-- Start --

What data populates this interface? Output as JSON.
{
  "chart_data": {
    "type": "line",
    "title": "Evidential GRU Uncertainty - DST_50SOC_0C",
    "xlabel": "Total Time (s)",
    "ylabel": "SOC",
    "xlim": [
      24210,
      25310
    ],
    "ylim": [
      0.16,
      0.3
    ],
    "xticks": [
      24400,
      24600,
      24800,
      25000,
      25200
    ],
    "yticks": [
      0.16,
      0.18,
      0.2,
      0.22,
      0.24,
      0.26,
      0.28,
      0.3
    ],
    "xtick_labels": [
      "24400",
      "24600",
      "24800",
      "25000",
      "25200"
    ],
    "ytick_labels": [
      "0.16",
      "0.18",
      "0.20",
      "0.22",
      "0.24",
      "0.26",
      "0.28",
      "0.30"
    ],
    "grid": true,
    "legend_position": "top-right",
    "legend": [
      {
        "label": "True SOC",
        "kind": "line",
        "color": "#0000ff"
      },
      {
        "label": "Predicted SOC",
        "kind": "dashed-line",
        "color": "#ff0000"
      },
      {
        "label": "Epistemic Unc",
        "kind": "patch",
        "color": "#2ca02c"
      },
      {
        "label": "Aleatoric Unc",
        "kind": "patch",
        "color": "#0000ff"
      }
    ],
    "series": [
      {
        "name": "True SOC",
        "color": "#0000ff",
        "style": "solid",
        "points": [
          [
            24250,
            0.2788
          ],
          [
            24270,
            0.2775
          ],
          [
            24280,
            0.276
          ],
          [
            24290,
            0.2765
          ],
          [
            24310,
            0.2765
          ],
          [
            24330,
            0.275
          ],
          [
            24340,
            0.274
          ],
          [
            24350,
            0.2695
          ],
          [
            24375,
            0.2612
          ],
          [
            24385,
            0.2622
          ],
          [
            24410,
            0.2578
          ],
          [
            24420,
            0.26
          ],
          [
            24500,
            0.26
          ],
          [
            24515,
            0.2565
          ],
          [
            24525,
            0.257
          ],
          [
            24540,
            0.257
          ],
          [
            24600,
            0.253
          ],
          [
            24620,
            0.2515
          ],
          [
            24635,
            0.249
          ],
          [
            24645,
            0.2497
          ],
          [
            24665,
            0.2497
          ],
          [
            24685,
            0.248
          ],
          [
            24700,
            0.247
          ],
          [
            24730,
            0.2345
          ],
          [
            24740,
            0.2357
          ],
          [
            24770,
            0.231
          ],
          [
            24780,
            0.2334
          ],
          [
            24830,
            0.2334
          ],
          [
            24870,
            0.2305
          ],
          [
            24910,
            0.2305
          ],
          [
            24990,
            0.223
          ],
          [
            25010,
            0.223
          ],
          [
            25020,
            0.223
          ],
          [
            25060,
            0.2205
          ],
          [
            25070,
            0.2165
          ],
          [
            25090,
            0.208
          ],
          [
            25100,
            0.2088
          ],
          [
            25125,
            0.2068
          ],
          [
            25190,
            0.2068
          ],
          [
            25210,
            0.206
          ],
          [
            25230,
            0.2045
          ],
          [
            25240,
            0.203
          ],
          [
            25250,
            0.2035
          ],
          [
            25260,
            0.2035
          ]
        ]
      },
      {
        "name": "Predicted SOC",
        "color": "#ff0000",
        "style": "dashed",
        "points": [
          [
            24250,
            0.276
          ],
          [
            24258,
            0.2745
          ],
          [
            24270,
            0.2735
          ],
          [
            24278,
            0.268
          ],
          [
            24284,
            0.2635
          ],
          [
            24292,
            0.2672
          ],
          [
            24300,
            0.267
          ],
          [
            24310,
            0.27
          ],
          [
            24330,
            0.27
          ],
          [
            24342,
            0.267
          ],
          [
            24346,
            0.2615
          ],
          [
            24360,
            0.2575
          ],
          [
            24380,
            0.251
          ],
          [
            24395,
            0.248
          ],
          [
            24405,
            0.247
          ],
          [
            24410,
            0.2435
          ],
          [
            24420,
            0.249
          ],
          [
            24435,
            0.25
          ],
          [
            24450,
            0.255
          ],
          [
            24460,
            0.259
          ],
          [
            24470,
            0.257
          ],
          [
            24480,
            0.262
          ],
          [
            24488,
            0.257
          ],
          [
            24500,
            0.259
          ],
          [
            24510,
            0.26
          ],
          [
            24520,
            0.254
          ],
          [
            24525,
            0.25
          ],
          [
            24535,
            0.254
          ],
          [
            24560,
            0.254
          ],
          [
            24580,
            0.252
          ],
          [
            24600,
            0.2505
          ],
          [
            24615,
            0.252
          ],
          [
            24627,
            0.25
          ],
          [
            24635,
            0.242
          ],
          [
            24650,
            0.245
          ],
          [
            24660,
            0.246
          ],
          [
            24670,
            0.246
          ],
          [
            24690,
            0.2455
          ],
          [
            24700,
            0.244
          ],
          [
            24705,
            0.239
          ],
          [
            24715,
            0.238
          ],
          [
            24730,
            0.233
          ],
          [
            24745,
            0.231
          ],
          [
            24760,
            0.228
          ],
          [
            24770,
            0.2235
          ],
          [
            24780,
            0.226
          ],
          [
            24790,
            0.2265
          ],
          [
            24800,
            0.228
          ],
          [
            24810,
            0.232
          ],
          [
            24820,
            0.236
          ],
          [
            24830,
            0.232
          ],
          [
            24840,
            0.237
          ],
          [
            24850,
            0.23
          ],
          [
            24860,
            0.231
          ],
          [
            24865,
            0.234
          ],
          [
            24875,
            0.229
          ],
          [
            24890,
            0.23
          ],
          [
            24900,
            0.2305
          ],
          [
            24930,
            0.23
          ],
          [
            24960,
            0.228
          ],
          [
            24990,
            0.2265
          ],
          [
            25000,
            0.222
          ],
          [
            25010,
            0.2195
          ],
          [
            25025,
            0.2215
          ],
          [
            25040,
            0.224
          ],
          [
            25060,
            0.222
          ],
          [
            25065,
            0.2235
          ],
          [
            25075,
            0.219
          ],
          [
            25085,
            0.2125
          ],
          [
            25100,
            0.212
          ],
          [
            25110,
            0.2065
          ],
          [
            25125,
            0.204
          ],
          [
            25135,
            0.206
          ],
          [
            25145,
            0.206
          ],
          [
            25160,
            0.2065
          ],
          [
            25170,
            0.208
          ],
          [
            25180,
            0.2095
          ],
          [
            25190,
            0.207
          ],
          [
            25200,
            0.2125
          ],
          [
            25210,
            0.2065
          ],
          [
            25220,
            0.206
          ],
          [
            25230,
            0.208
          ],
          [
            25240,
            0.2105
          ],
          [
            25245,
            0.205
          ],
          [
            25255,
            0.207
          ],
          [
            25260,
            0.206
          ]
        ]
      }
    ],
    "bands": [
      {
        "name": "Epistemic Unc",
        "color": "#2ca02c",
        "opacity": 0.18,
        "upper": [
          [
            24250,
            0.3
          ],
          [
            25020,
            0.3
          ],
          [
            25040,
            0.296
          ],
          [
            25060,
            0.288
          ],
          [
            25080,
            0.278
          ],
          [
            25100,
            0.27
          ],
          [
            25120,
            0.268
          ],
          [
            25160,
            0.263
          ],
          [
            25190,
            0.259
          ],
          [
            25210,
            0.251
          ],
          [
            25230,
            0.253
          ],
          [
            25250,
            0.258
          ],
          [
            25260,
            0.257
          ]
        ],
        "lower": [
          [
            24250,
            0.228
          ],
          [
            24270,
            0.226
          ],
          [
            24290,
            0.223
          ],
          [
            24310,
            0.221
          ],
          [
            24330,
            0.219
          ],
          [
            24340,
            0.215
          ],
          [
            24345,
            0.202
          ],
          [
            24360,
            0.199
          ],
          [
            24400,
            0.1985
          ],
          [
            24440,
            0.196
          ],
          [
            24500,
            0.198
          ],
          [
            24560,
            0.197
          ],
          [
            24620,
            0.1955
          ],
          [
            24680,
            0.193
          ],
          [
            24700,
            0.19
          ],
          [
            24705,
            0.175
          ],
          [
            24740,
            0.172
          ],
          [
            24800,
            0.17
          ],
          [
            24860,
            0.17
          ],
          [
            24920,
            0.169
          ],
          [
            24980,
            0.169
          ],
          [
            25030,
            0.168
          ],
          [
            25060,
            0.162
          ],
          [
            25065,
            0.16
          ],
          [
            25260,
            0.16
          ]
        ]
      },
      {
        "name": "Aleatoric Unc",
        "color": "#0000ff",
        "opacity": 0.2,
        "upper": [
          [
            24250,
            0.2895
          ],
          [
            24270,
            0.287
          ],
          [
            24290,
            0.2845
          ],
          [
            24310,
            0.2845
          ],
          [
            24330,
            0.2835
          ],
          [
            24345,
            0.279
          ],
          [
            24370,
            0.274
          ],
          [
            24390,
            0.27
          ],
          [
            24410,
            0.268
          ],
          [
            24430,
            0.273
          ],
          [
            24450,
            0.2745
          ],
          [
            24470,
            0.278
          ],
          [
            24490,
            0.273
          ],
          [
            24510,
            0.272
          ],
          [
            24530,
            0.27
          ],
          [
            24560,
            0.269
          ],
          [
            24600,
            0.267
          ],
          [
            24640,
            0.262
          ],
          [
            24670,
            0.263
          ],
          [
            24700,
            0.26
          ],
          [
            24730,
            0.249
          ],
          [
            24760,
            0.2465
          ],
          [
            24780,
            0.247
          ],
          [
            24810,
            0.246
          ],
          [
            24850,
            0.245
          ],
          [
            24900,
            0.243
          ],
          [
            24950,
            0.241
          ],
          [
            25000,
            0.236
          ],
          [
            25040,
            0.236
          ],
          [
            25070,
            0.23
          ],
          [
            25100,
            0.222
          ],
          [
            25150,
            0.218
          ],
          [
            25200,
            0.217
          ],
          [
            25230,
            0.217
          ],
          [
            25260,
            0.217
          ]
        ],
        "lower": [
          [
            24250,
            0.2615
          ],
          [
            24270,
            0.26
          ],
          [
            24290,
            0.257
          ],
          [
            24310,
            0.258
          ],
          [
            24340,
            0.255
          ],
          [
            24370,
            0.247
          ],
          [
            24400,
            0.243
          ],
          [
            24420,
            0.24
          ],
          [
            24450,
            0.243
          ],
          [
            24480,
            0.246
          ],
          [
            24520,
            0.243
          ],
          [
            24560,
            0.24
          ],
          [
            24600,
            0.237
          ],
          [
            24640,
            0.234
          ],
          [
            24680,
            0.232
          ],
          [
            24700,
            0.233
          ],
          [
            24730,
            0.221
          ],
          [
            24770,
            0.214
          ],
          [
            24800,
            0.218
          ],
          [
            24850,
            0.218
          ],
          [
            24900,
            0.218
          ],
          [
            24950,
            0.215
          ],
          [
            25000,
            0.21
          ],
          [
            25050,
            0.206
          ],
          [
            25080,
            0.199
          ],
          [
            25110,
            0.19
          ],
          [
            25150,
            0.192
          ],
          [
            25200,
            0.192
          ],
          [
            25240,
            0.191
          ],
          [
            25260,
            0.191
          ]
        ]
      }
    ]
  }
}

-- End --

AIM OF THE TASK:
Identify and copy lines that hold the string "Epistemic".

FULL RESPONSE:
        "label": "Epistemic Unc",
        "name": "Epistemic Unc",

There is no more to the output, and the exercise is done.